## WHAT TO PRODUCE
Repeat each record below exactly, dropping the pictures.

━━ SUPPLIED ENTRIES ━━

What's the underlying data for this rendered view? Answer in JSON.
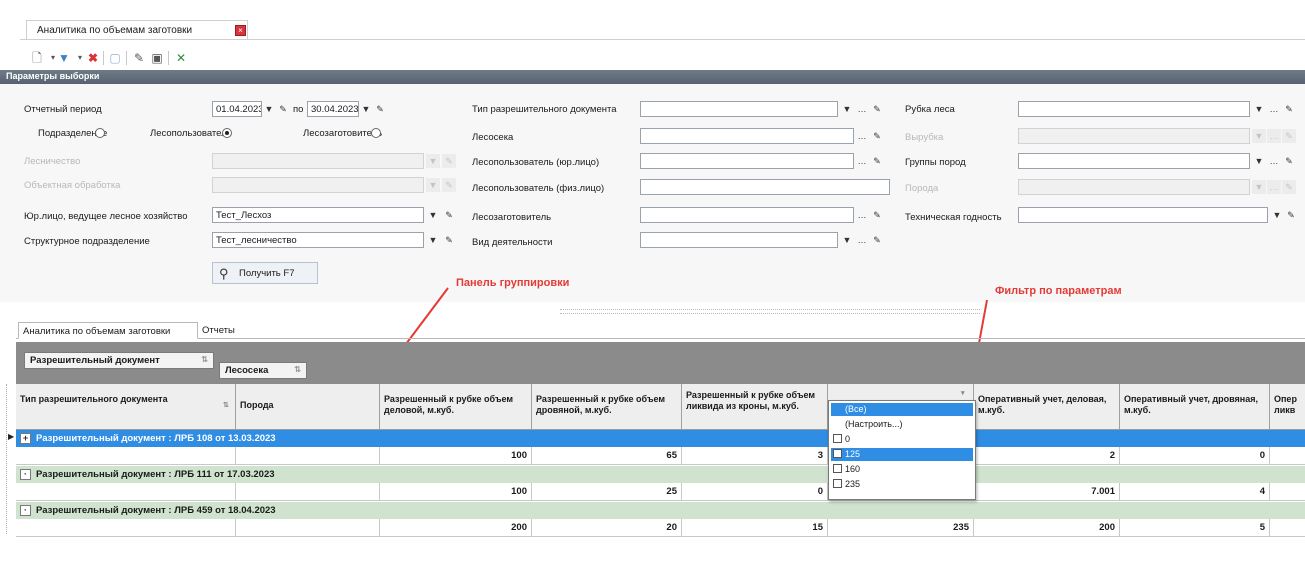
{
  "document_tab": {
    "title": "Аналитика по объемам заготовки",
    "close": "×"
  },
  "params_header": "Параметры выборки",
  "params": {
    "period_label": "Отчетный период",
    "date_from": "01.04.2023",
    "date_to_sep": "по",
    "date_to": "30.04.2023",
    "radio_division": "Подразделение",
    "radio_forest_user": "Лесопользователь",
    "radio_harvester": "Лесозаготовитель",
    "radio_selected": "Лесопользователь",
    "forestry_label": "Лесничество",
    "lease_label": "Объектная обработка",
    "legal_entity_label": "Юр.лицо, ведущее лесное хозяйство",
    "legal_entity_value": "Тест_Лесхоз",
    "struct_unit_label": "Структурное подразделение",
    "struct_unit_value": "Тест_лесничество",
    "permit_type_label": "Тип разрешительного документа",
    "plot_label": "Лесосека",
    "forest_user_ul_label": "Лесопользователь (юр.лицо)",
    "forest_user_fl_label": "Лесопользователь (физ.лицо)",
    "harvester_label": "Лесозаготовитель",
    "activity_label": "Вид деятельности",
    "cutting_label": "Рубка леса",
    "felling_label": "Вырубка",
    "species_group_label": "Группы пород",
    "species_label": "Порода",
    "tech_label": "Техническая годность",
    "get_button": "Получить F7"
  },
  "annotations": {
    "grouping": "Панель группировки",
    "filter": "Фильтр по параметрам"
  },
  "bottom_tabs": [
    "Аналитика по объемам заготовки",
    "Отчеты"
  ],
  "group_chips": [
    "Разрешительный документ",
    "Лесосека"
  ],
  "columns": [
    "Тип разрешительного документа",
    "Порода",
    "Разрешенный к рубке объем деловой, м.куб.",
    "Разрешенный к рубке объем дровяной, м.куб.",
    "Разрешенный к рубке объем ликвида из кроны, м.куб.",
    "",
    "Оперативный учет, деловая, м.куб.",
    "Оперативный учет, дровяная, м.куб.",
    "Опер ликв"
  ],
  "groups": [
    {
      "title": "Разрешительный документ : ЛРБ 108 от 13.03.2023",
      "values": [
        "100",
        "65",
        "3",
        "",
        "2",
        "0"
      ]
    },
    {
      "title": "Разрешительный документ : ЛРБ 111 от 17.03.2023",
      "values": [
        "100",
        "25",
        "0",
        "125",
        "7.001",
        "4"
      ]
    },
    {
      "title": "Разрешительный документ : ЛРБ 459 от 18.04.2023",
      "values": [
        "200",
        "20",
        "15",
        "235",
        "200",
        "5"
      ]
    }
  ],
  "filter_popup": [
    "(Все)",
    "(Настроить...)",
    "0",
    "125",
    "160",
    "235"
  ],
  "colors": {
    "selection": "#2f8de4",
    "group_row": "#cfe3cf",
    "header_bar": "#566270",
    "annotation": "#e53a36"
  }
}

━━━

## ANSWER TO THIS EXERCISE
What's the underlying data for this rendered view? Answer in JSON.
{
  "document_tab": {
    "title": "Аналитика по объемам заготовки",
    "close": "×"
  },
  "params_header": "Параметры выборки",
  "params": {
    "period_label": "Отчетный период",
    "date_from": "01.04.2023",
    "date_to_sep": "по",
    "date_to": "30.04.2023",
    "radio_division": "Подразделение",
    "radio_forest_user": "Лесопользователь",
    "radio_harvester": "Лесозаготовитель",
    "radio_selected": "Лесопользователь",
    "forestry_label": "Лесничество",
    "lease_label": "Объектная обработка",
    "legal_entity_label": "Юр.лицо, ведущее лесное хозяйство",
    "legal_entity_value": "Тест_Лесхоз",
    "struct_unit_label": "Структурное подразделение",
    "struct_unit_value": "Тест_лесничество",
    "permit_type_label": "Тип разрешительного документа",
    "plot_label": "Лесосека",
    "forest_user_ul_label": "Лесопользователь (юр.лицо)",
    "forest_user_fl_label": "Лесопользователь (физ.лицо)",
    "harvester_label": "Лесозаготовитель",
    "activity_label": "Вид деятельности",
    "cutting_label": "Рубка леса",
    "felling_label": "Вырубка",
    "species_group_label": "Группы пород",
    "species_label": "Порода",
    "tech_label": "Техническая годность",
    "get_button": "Получить F7"
  },
  "annotations": {
    "grouping": "Панель группировки",
    "filter": "Фильтр по параметрам"
  },
  "bottom_tabs": [
    "Аналитика по объемам заготовки",
    "Отчеты"
  ],
  "group_chips": [
    "Разрешительный документ",
    "Лесосека"
  ],
  "columns": [
    "Тип разрешительного документа",
    "Порода",
    "Разрешенный к рубке объем деловой, м.куб.",
    "Разрешенный к рубке объем дровяной, м.куб.",
    "Разрешенный к рубке объем ликвида из кроны, м.куб.",
    "",
    "Оперативный учет, деловая, м.куб.",
    "Оперативный учет, дровяная, м.куб.",
    "Опер ликв"
  ],
  "groups": [
    {
      "title": "Разрешительный документ : ЛРБ 108 от 13.03.2023",
      "values": [
        "100",
        "65",
        "3",
        "",
        "2",
        "0"
      ]
    },
    {
      "title": "Разрешительный документ : ЛРБ 111 от 17.03.2023",
      "values": [
        "100",
        "25",
        "0",
        "125",
        "7.001",
        "4"
      ]
    },
    {
      "title": "Разрешительный документ : ЛРБ 459 от 18.04.2023",
      "values": [
        "200",
        "20",
        "15",
        "235",
        "200",
        "5"
      ]
    }
  ],
  "filter_popup": [
    "(Все)",
    "(Настроить...)",
    "0",
    "125",
    "160",
    "235"
  ],
  "colors": {
    "selection": "#2f8de4",
    "group_row": "#cfe3cf",
    "header_bar": "#566270",
    "annotation": "#e53a36"
  }
}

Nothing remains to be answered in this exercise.